### Short problem
Each line below should be retyped exactly, with no pictures.

### Provided information
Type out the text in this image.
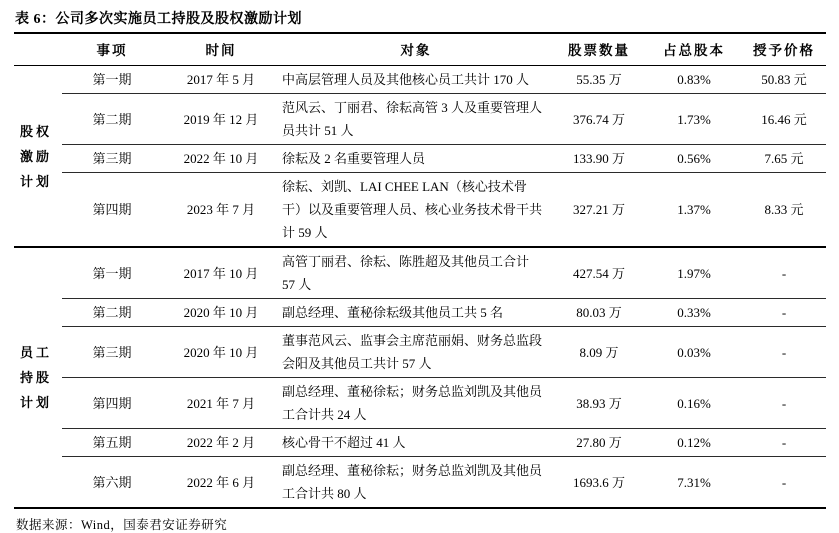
表 6：公司多次实施员工持股及股权激励计划
	事项	时间	对象	股票数量	占总股本	授予价格

股权
激励
计划	第一期	2017 年 5 月	中高层管理人员及其他核心员工共计 170 人	55.35 万	0.83%	50.83 元
	第二期	2019 年 12 月	范风云、丁丽君、徐耘高管 3 人及重要管理人员共计 51 人	376.74 万	1.73%	16.46 元
	第三期	2022 年 10 月	徐耘及 2 名重要管理人员	133.90 万	0.56%	7.65 元
	第四期	2023 年 7 月	徐耘、刘凯、LAI CHEE LAN（核心技术骨干）以及重要管理人员、核心业务技术骨干共计 59 人	327.21 万	1.37%	8.33 元

员工
持股
计划	第一期	2017 年 10 月	高管丁丽君、徐耘、陈胜超及其他员工合计 57 人	427.54 万	1.97%	-
	第二期	2020 年 10 月	副总经理、董秘徐耘级其他员工共 5 名	80.03 万	0.33%	-
	第三期	2020 年 10 月	董事范风云、监事会主席范丽娟、财务总监段会阳及其他员工共计 57 人	8.09 万	0.03%	-
	第四期	2021 年 7 月	副总经理、董秘徐耘；财务总监刘凯及其他员工合计共 24 人	38.93 万	0.16%	-
	第五期	2022 年 2 月	核心骨干不超过 41 人	27.80 万	0.12%	-
	第六期	2022 年 6 月	副总经理、董秘徐耘；财务总监刘凯及其他员工合计共 80 人	1693.6 万	7.31%	-
数据来源：Wind，国泰君安证券研究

### Written reply
Type out the text in this image.
表 6：公司多次实施员工持股及股权激励计划
	事项	时间	对象	股票数量	占总股本	授予价格

股权
激励
计划	第一期	2017 年 5 月	中高层管理人员及其他核心员工共计 170 人	55.35 万	0.83%	50.83 元
	第二期	2019 年 12 月	范风云、丁丽君、徐耘高管 3 人及重要管理人员共计 51 人	376.74 万	1.73%	16.46 元
	第三期	2022 年 10 月	徐耘及 2 名重要管理人员	133.90 万	0.56%	7.65 元
	第四期	2023 年 7 月	徐耘、刘凯、LAI CHEE LAN（核心技术骨干）以及重要管理人员、核心业务技术骨干共计 59 人	327.21 万	1.37%	8.33 元

员工
持股
计划	第一期	2017 年 10 月	高管丁丽君、徐耘、陈胜超及其他员工合计 57 人	427.54 万	1.97%	-
	第二期	2020 年 10 月	副总经理、董秘徐耘级其他员工共 5 名	80.03 万	0.33%	-
	第三期	2020 年 10 月	董事范风云、监事会主席范丽娟、财务总监段会阳及其他员工共计 57 人	8.09 万	0.03%	-
	第四期	2021 年 7 月	副总经理、董秘徐耘；财务总监刘凯及其他员工合计共 24 人	38.93 万	0.16%	-
	第五期	2022 年 2 月	核心骨干不超过 41 人	27.80 万	0.12%	-
	第六期	2022 年 6 月	副总经理、董秘徐耘；财务总监刘凯及其他员工合计共 80 人	1693.6 万	7.31%	-
数据来源：Wind，国泰君安证券研究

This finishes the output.